_Exercise requirements:_ Output the rows as a numbered list, starting at the first row and ending at the row containing "Enumerate the UI", and leave out any blank lines.

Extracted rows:

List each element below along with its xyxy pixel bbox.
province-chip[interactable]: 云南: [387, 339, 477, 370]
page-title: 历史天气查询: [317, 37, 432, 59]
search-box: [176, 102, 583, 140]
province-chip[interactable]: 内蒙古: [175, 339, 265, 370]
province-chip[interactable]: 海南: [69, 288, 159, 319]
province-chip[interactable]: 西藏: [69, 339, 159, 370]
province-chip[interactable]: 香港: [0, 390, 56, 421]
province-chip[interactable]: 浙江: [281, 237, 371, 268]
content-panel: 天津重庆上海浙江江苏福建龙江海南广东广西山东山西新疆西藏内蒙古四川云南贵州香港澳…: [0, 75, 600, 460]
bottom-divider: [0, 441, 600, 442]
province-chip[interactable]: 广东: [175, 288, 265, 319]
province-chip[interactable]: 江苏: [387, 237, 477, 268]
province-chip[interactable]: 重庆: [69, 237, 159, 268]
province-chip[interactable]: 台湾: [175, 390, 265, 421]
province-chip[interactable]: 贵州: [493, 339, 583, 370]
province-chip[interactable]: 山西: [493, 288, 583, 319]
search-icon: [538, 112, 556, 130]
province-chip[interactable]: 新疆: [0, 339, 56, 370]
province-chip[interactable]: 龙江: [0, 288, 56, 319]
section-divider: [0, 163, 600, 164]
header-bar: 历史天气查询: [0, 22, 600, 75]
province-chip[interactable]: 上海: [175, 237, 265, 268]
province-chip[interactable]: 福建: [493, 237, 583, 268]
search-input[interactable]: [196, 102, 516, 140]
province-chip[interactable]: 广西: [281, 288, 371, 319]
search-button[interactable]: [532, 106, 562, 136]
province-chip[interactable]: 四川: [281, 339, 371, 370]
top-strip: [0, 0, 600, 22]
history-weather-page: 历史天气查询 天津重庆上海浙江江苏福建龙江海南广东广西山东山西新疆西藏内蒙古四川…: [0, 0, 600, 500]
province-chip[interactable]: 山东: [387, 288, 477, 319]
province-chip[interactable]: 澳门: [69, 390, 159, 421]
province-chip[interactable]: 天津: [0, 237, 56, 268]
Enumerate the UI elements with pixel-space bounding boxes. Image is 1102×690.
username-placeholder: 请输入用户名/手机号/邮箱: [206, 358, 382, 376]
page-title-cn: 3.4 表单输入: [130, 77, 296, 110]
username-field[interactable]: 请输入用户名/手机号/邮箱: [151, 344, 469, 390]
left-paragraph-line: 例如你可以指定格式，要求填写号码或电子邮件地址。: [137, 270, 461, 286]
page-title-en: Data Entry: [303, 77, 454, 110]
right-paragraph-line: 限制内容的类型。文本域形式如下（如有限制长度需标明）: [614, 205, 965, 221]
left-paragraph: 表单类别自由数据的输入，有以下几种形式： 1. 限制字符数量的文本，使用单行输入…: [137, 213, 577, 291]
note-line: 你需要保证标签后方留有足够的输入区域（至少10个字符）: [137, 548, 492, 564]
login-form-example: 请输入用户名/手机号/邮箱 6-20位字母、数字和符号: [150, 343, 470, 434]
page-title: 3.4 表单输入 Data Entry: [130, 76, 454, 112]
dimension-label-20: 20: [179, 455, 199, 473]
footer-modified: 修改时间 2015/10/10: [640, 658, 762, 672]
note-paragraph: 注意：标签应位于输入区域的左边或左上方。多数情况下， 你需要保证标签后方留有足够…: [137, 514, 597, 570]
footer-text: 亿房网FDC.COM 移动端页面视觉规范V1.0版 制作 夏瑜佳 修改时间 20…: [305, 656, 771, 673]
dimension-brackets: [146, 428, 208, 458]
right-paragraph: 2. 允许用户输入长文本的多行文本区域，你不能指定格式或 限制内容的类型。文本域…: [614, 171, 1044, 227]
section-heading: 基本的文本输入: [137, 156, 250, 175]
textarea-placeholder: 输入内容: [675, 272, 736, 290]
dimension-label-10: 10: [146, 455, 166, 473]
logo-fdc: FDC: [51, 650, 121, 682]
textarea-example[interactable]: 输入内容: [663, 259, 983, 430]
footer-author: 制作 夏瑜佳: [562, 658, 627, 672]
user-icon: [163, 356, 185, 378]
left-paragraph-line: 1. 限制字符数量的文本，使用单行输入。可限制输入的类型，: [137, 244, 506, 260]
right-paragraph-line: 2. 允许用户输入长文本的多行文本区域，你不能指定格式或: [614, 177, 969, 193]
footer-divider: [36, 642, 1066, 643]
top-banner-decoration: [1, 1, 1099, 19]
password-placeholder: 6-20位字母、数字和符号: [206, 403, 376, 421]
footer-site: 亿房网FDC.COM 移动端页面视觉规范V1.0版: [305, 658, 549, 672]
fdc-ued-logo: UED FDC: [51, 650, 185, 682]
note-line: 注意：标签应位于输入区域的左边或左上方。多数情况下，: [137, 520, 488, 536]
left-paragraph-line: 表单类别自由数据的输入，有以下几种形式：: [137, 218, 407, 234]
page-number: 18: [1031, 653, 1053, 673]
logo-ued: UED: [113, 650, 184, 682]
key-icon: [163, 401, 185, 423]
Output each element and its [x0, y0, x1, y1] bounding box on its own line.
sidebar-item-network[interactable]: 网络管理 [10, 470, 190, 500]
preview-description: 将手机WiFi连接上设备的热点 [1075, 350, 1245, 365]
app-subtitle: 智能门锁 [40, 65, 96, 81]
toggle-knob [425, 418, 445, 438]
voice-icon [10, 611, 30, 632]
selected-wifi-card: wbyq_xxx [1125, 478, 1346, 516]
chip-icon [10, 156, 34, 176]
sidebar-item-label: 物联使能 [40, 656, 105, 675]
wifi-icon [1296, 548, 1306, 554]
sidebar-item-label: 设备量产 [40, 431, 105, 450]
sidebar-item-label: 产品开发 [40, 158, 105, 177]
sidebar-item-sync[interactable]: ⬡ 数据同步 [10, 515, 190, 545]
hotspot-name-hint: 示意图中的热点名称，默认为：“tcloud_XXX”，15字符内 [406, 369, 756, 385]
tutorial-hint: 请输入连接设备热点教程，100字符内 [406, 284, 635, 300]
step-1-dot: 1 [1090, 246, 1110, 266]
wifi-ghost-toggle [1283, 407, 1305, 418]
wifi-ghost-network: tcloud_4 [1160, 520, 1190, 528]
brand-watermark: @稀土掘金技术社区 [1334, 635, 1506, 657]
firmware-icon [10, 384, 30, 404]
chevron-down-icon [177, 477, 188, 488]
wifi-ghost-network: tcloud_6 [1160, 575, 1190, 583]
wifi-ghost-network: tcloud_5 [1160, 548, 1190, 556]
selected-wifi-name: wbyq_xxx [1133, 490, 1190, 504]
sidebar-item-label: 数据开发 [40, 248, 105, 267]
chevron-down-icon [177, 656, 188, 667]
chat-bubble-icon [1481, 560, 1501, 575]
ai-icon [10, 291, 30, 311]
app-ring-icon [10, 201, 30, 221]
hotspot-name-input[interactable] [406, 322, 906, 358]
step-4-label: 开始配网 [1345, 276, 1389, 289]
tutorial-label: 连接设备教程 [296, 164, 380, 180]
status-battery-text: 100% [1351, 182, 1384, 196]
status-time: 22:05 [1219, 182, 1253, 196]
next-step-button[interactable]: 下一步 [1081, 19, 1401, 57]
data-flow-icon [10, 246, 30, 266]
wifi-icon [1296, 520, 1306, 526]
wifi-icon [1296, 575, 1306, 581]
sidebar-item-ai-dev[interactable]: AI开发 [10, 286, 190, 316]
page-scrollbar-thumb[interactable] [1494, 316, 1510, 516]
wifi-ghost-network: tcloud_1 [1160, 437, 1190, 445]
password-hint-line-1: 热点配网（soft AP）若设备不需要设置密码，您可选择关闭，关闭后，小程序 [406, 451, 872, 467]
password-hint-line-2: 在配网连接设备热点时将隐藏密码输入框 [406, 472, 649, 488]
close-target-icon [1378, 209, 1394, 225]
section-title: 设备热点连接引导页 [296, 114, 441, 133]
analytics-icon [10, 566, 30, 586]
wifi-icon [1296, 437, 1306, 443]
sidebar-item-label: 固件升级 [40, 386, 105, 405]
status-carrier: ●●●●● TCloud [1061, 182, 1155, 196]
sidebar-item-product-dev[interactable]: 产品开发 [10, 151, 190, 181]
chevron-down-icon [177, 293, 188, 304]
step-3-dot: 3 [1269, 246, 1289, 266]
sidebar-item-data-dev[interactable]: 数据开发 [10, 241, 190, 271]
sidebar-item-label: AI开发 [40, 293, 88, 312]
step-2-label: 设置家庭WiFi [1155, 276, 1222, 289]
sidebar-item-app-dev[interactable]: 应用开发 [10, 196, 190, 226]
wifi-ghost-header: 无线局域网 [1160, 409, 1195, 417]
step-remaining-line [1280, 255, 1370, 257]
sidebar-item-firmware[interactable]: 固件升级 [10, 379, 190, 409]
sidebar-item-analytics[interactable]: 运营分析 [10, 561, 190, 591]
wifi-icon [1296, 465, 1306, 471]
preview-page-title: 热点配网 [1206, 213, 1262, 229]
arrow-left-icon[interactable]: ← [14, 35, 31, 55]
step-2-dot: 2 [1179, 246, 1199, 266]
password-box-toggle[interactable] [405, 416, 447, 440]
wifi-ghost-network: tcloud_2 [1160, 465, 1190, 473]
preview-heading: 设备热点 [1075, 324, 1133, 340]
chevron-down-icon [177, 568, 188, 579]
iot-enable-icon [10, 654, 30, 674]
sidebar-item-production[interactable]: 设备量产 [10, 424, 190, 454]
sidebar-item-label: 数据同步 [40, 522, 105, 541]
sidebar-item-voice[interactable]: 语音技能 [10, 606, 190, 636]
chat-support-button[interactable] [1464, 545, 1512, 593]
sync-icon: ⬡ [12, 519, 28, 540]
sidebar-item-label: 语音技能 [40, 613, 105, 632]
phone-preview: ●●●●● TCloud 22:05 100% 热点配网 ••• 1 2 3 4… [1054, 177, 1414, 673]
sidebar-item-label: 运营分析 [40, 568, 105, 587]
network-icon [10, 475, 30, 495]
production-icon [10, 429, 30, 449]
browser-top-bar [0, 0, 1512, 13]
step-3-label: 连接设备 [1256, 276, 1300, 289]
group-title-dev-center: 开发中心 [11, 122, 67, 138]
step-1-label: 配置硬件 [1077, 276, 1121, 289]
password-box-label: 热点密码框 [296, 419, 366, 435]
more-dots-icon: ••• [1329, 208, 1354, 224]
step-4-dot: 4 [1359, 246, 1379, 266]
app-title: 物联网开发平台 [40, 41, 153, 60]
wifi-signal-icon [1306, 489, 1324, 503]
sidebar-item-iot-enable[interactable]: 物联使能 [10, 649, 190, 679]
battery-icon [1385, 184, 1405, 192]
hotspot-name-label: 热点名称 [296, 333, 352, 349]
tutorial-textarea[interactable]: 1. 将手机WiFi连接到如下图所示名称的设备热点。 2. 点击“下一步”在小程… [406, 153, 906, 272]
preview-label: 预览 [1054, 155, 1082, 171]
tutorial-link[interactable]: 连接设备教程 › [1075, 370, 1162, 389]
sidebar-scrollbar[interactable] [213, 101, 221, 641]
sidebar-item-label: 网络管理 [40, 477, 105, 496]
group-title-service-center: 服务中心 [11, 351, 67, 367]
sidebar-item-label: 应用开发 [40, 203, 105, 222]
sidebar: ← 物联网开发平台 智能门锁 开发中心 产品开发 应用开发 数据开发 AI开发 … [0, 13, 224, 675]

_Correct output:_
1. List each element below along with its xyxy pixel bbox.
2. province-chip[interactable]: 云南: [387, 339, 477, 370]
3. page-title: 历史天气查询: [317, 37, 432, 59]
4. search-box: [176, 102, 583, 140]
5. province-chip[interactable]: 内蒙古: [175, 339, 265, 370]
6. province-chip[interactable]: 海南: [69, 288, 159, 319]
7. province-chip[interactable]: 西藏: [69, 339, 159, 370]
8. province-chip[interactable]: 香港: [0, 390, 56, 421]
9. province-chip[interactable]: 浙江: [281, 237, 371, 268]
10. content-panel: 天津重庆上海浙江江苏福建龙江海南广东广西山东山西新疆西藏内蒙古四川云南贵州香港澳…: [0, 75, 600, 460]
11. bottom-divider: [0, 441, 600, 442]
12. province-chip[interactable]: 广东: [175, 288, 265, 319]
13. province-chip[interactable]: 江苏: [387, 237, 477, 268]
14. province-chip[interactable]: 重庆: [69, 237, 159, 268]
15. province-chip[interactable]: 台湾: [175, 390, 265, 421]
16. province-chip[interactable]: 贵州: [493, 339, 583, 370]
17. province-chip[interactable]: 山西: [493, 288, 583, 319]
18. search-icon: [538, 112, 556, 130]
19. province-chip[interactable]: 新疆: [0, 339, 56, 370]
20. province-chip[interactable]: 龙江: [0, 288, 56, 319]
21. section-divider: [0, 163, 600, 164]
22. header-bar: 历史天气查询: [0, 22, 600, 75]
23. province-chip[interactable]: 上海: [175, 237, 265, 268]
24. province-chip[interactable]: 福建: [493, 237, 583, 268]
25. search-input[interactable]: [196, 102, 516, 140]
26. province-chip[interactable]: 广西: [281, 288, 371, 319]
27. search-button[interactable]: [532, 106, 562, 136]
28. province-chip[interactable]: 四川: [281, 339, 371, 370]
29. top-strip: [0, 0, 600, 22]
30. history-weather-page: 历史天气查询 天津重庆上海浙江江苏福建龙江海南广东广西山东山西新疆西藏内蒙古四川…: [0, 0, 600, 500]
31. province-chip[interactable]: 山东: [387, 288, 477, 319]
32. province-chip[interactable]: 澳门: [69, 390, 159, 421]
33. province-chip[interactable]: 天津: [0, 237, 56, 268]
34. Enumerate the UI elements with pixel-space bounding boxes. Image is 1102×690.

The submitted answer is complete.